═══ Items ═══

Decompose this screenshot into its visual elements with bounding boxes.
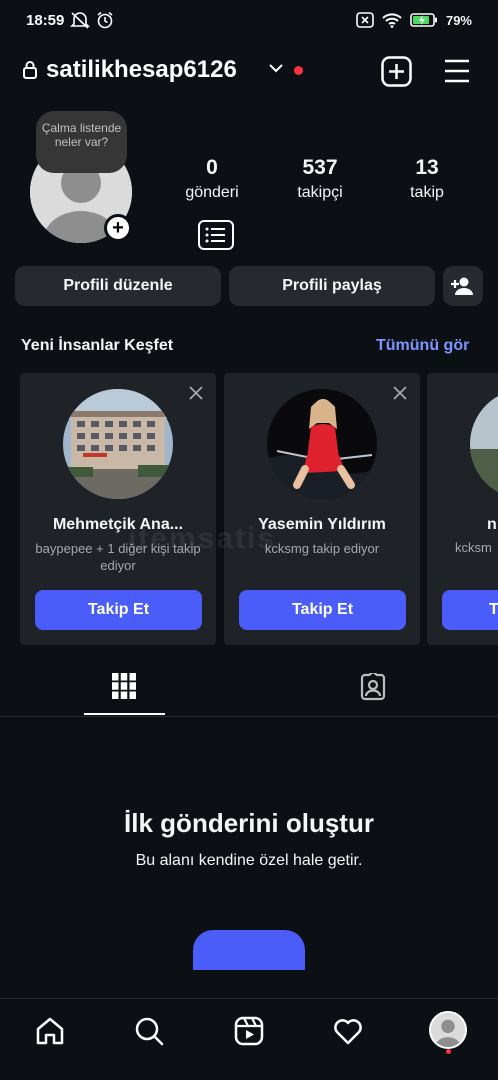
profile-username[interactable]: satilikhesap6126 [46, 56, 237, 84]
status-right: 79% [356, 12, 472, 28]
edit-profile-button[interactable]: Profili düzenle [15, 266, 221, 306]
posts-count: 0 [206, 156, 218, 179]
discover-title: Yeni İnsanlar Keşfet [21, 337, 174, 354]
profile-avatar-icon [431, 1013, 465, 1047]
tab-divider [0, 716, 498, 717]
empty-state-subtitle: Bu alanı kendine özel hale getir. [135, 852, 363, 869]
chevron-down-icon[interactable] [268, 62, 284, 74]
nav-reels[interactable] [233, 1015, 265, 1047]
muted-bell-icon [70, 12, 90, 29]
watermark: itemsatis [128, 522, 277, 555]
bottom-nav [0, 998, 498, 1080]
follow-button[interactable]: Takip Et [35, 590, 202, 630]
grid-icon[interactable] [112, 673, 136, 699]
person-avatar[interactable] [267, 389, 377, 499]
create-post-icon[interactable] [381, 56, 412, 87]
empty-state-title: İlk gönderini oluştur [124, 808, 374, 838]
wifi-icon [382, 13, 402, 28]
search-icon [135, 1017, 164, 1046]
note-bubble[interactable]: Çalma listende neler var? [36, 111, 127, 173]
active-tab-indicator [84, 713, 165, 715]
add-story-icon[interactable]: + [104, 214, 132, 242]
no-sim-icon [356, 12, 374, 28]
nav-activity[interactable] [332, 1015, 364, 1047]
list-icon[interactable] [198, 220, 234, 250]
close-icon[interactable] [188, 385, 204, 401]
battery-charging-icon [410, 13, 437, 27]
nav-home[interactable] [34, 1015, 66, 1047]
battery-percent: 79% [445, 12, 472, 28]
profile-notification-dot [446, 1049, 451, 1054]
suggestion-card: Yasemin Yıldırım kcksmg takip ediyor Tak… [224, 373, 420, 645]
see-all-link[interactable]: Tümünü gör [376, 337, 469, 355]
nav-search[interactable] [133, 1015, 165, 1047]
heart-icon [334, 1019, 362, 1045]
share-profile-button[interactable]: Profili paylaş [229, 266, 435, 306]
building-avatar[interactable] [63, 389, 173, 499]
followers-label[interactable]: takipçi [270, 184, 370, 202]
notification-dot [294, 66, 303, 75]
create-post-button[interactable] [193, 930, 305, 970]
follow-button[interactable]: T [442, 590, 498, 630]
alarm-icon [97, 11, 113, 29]
suggestion-subtitle: kcksm [455, 540, 492, 555]
suggestion-card: n kcksm T [427, 373, 498, 645]
partial-avatar[interactable] [470, 389, 498, 499]
status-icons-left [70, 11, 114, 29]
following-count[interactable]: 13 [377, 156, 477, 180]
menu-icon[interactable] [443, 58, 471, 84]
posts-label: gönderi [185, 184, 239, 201]
lock-icon [23, 61, 37, 79]
status-time: 18:59 [26, 12, 65, 29]
followers-count[interactable]: 537 [270, 156, 370, 180]
follow-button[interactable]: Takip Et [239, 590, 406, 630]
tagged-icon[interactable] [359, 673, 387, 701]
suggestion-name[interactable]: n [487, 516, 497, 534]
following-label[interactable]: takip [377, 184, 477, 202]
close-icon[interactable] [392, 385, 408, 401]
suggestion-card: Mehmetçik Ana... baypepee + 1 diğer kişi… [20, 373, 216, 645]
discover-people-button[interactable] [443, 266, 483, 306]
home-icon [36, 1017, 64, 1045]
reels-icon [234, 1016, 264, 1046]
nav-profile[interactable] [429, 1011, 467, 1049]
add-person-icon [451, 277, 473, 295]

═══

Goal of the exercise - Extract every one of the lines above without changing a single character, and leave the picture out of your answer.

Exercise response -
Decompose this screenshot into its visual elements with bounding boxes.
profile-username[interactable]: satilikhesap6126 [46, 56, 237, 84]
status-right: 79% [356, 12, 472, 28]
edit-profile-button[interactable]: Profili düzenle [15, 266, 221, 306]
posts-count: 0 [206, 156, 218, 179]
discover-title: Yeni İnsanlar Keşfet [21, 337, 174, 354]
profile-avatar-icon [431, 1013, 465, 1047]
tab-divider [0, 716, 498, 717]
empty-state-subtitle: Bu alanı kendine özel hale getir. [135, 852, 363, 869]
chevron-down-icon[interactable] [268, 62, 284, 74]
nav-reels[interactable] [233, 1015, 265, 1047]
muted-bell-icon [70, 12, 90, 29]
watermark: itemsatis [128, 522, 277, 555]
bottom-nav [0, 998, 498, 1080]
follow-button[interactable]: Takip Et [35, 590, 202, 630]
grid-icon[interactable] [112, 673, 136, 699]
person-avatar[interactable] [267, 389, 377, 499]
create-post-icon[interactable] [381, 56, 412, 87]
empty-state-title: İlk gönderini oluştur [124, 808, 374, 838]
wifi-icon [382, 13, 402, 28]
search-icon [135, 1017, 164, 1046]
note-bubble[interactable]: Çalma listende neler var? [36, 111, 127, 173]
active-tab-indicator [84, 713, 165, 715]
add-story-icon[interactable]: + [104, 214, 132, 242]
no-sim-icon [356, 12, 374, 28]
nav-activity[interactable] [332, 1015, 364, 1047]
list-icon[interactable] [198, 220, 234, 250]
close-icon[interactable] [188, 385, 204, 401]
battery-charging-icon [410, 13, 437, 27]
nav-home[interactable] [34, 1015, 66, 1047]
battery-percent: 79% [445, 12, 472, 28]
profile-notification-dot [446, 1049, 451, 1054]
suggestion-card: Yasemin Yıldırım kcksmg takip ediyor Tak… [224, 373, 420, 645]
see-all-link[interactable]: Tümünü gör [376, 337, 469, 355]
nav-search[interactable] [133, 1015, 165, 1047]
heart-icon [334, 1019, 362, 1045]
share-profile-button[interactable]: Profili paylaş [229, 266, 435, 306]
building-avatar[interactable] [63, 389, 173, 499]
followers-label[interactable]: takipçi [270, 184, 370, 202]
notification-dot [294, 66, 303, 75]
create-post-button[interactable] [193, 930, 305, 970]
follow-button[interactable]: T [442, 590, 498, 630]
alarm-icon [97, 11, 113, 29]
suggestion-subtitle: kcksm [455, 540, 492, 555]
suggestion-card: n kcksm T [427, 373, 498, 645]
partial-avatar[interactable] [470, 389, 498, 499]
status-icons-left [70, 11, 114, 29]
following-count[interactable]: 13 [377, 156, 477, 180]
menu-icon[interactable] [443, 58, 471, 84]
posts-label: gönderi [185, 184, 239, 201]
lock-icon [23, 61, 37, 79]
status-time: 18:59 [26, 12, 65, 29]
followers-count[interactable]: 537 [270, 156, 370, 180]
follow-button[interactable]: Takip Et [239, 590, 406, 630]
tagged-icon[interactable] [359, 673, 387, 701]
suggestion-name[interactable]: n [487, 516, 497, 534]
following-label[interactable]: takip [377, 184, 477, 202]
close-icon[interactable] [392, 385, 408, 401]
suggestion-card: Mehmetçik Ana... baypepee + 1 diğer kişi… [20, 373, 216, 645]
discover-people-button[interactable] [443, 266, 483, 306]
home-icon [36, 1017, 64, 1045]
reels-icon [234, 1016, 264, 1046]
nav-profile[interactable] [429, 1011, 467, 1049]
add-person-icon [451, 277, 473, 295]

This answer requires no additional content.